───── Provided records

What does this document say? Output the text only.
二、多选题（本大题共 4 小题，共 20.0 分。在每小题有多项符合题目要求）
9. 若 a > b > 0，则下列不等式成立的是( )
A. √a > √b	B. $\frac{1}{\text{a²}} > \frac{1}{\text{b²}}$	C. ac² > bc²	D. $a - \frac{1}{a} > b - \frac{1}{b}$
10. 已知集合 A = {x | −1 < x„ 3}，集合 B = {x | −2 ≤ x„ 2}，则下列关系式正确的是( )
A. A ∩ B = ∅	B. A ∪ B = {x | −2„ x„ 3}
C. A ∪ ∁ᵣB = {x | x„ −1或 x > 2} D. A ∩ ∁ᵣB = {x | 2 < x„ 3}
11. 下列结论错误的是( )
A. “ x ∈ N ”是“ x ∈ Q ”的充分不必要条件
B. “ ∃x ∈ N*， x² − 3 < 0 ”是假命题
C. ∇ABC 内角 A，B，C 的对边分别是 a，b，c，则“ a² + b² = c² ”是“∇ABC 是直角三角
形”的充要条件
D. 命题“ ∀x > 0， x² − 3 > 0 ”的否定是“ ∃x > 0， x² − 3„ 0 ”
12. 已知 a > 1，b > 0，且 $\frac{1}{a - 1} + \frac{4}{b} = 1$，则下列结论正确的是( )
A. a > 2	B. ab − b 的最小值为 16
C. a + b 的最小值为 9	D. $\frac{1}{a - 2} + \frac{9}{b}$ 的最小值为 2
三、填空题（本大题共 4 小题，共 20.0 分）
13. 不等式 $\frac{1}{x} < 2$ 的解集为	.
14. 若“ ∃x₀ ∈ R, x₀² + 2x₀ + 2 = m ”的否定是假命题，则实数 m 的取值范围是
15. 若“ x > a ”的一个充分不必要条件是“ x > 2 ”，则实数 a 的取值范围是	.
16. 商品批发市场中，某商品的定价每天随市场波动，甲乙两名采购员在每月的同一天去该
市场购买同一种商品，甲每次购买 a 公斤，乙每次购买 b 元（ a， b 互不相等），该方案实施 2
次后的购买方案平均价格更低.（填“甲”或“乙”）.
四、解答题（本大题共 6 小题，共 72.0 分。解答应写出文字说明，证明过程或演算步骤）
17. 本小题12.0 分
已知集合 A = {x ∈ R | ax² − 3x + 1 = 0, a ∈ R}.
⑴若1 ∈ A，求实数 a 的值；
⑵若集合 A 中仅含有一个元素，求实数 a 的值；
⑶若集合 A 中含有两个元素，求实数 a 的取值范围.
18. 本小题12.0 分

──────────

**Your task:**
Lines containing the word "已知集合" must all be returned from the material above.

**Correct answer:**
10. 已知集合 A = {x | −1 < x„ 3}，集合 B = {x | −2 ≤ x„ 2}，则下列关系式正确的是( )
已知集合 A = {x ∈ R | ax² − 3x + 1 = 0, a ∈ R}.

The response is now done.